▶ **Written instruction**
Reproduce the data exactly and drop any pictures it holds.

Stored data
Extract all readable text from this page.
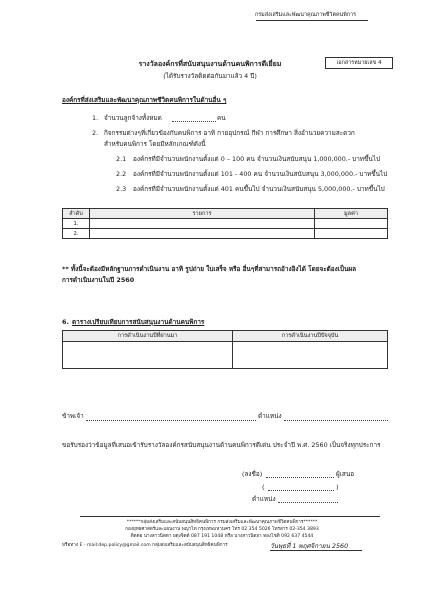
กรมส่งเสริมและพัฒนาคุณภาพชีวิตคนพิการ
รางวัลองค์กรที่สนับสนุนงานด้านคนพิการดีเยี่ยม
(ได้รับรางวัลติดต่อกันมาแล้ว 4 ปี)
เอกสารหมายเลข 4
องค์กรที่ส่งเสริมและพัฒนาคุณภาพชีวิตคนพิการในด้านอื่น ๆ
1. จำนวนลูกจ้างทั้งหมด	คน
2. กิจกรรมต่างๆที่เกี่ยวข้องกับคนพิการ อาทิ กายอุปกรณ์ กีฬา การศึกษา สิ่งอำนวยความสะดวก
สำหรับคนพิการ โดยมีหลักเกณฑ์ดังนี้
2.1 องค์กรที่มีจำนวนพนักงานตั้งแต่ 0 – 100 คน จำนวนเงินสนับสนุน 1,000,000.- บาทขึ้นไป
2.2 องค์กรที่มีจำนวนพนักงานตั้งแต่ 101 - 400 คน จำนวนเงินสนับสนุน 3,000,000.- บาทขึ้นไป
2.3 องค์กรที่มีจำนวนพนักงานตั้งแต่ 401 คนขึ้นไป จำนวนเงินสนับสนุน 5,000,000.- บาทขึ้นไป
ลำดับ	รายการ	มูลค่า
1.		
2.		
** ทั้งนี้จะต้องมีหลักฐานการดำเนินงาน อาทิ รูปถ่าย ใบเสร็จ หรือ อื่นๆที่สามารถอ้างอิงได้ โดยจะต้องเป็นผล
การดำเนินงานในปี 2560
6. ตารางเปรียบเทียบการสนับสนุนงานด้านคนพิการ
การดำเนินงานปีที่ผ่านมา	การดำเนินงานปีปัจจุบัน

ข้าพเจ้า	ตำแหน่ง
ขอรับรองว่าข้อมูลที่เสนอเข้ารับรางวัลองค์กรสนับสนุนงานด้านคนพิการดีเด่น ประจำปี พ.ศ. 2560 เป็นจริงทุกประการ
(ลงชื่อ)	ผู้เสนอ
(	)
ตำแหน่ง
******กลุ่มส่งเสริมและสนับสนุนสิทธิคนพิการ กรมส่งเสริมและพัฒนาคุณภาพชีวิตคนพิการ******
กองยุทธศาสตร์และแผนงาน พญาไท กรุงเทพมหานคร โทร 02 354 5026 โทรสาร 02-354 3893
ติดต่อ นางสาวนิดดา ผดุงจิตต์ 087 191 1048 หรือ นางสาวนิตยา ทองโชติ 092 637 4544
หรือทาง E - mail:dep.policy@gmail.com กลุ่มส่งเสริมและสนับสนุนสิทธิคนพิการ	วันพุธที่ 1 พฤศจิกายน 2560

▶ **Response below**
Extract all readable text from this page.
กรมส่งเสริมและพัฒนาคุณภาพชีวิตคนพิการ
รางวัลองค์กรที่สนับสนุนงานด้านคนพิการดีเยี่ยม
(ได้รับรางวัลติดต่อกันมาแล้ว 4 ปี)
เอกสารหมายเลข 4
องค์กรที่ส่งเสริมและพัฒนาคุณภาพชีวิตคนพิการในด้านอื่น ๆ
1. จำนวนลูกจ้างทั้งหมด	คน
2. กิจกรรมต่างๆที่เกี่ยวข้องกับคนพิการ อาทิ กายอุปกรณ์ กีฬา การศึกษา สิ่งอำนวยความสะดวก
สำหรับคนพิการ โดยมีหลักเกณฑ์ดังนี้
2.1 องค์กรที่มีจำนวนพนักงานตั้งแต่ 0 – 100 คน จำนวนเงินสนับสนุน 1,000,000.- บาทขึ้นไป
2.2 องค์กรที่มีจำนวนพนักงานตั้งแต่ 101 - 400 คน จำนวนเงินสนับสนุน 3,000,000.- บาทขึ้นไป
2.3 องค์กรที่มีจำนวนพนักงานตั้งแต่ 401 คนขึ้นไป จำนวนเงินสนับสนุน 5,000,000.- บาทขึ้นไป
ลำดับ	รายการ	มูลค่า
1.		
2.		
** ทั้งนี้จะต้องมีหลักฐานการดำเนินงาน อาทิ รูปถ่าย ใบเสร็จ หรือ อื่นๆที่สามารถอ้างอิงได้ โดยจะต้องเป็นผล
การดำเนินงานในปี 2560
6. ตารางเปรียบเทียบการสนับสนุนงานด้านคนพิการ
การดำเนินงานปีที่ผ่านมา	การดำเนินงานปีปัจจุบัน

ข้าพเจ้า	ตำแหน่ง
ขอรับรองว่าข้อมูลที่เสนอเข้ารับรางวัลองค์กรสนับสนุนงานด้านคนพิการดีเด่น ประจำปี พ.ศ. 2560 เป็นจริงทุกประการ
(ลงชื่อ)	ผู้เสนอ
(	)
ตำแหน่ง
******กลุ่มส่งเสริมและสนับสนุนสิทธิคนพิการ กรมส่งเสริมและพัฒนาคุณภาพชีวิตคนพิการ******
กองยุทธศาสตร์และแผนงาน พญาไท กรุงเทพมหานคร โทร 02 354 5026 โทรสาร 02-354 3893
ติดต่อ นางสาวนิดดา ผดุงจิตต์ 087 191 1048 หรือ นางสาวนิตยา ทองโชติ 092 637 4544
หรือทาง E - mail:dep.policy@gmail.com กลุ่มส่งเสริมและสนับสนุนสิทธิคนพิการ	วันพุธที่ 1 พฤศจิกายน 2560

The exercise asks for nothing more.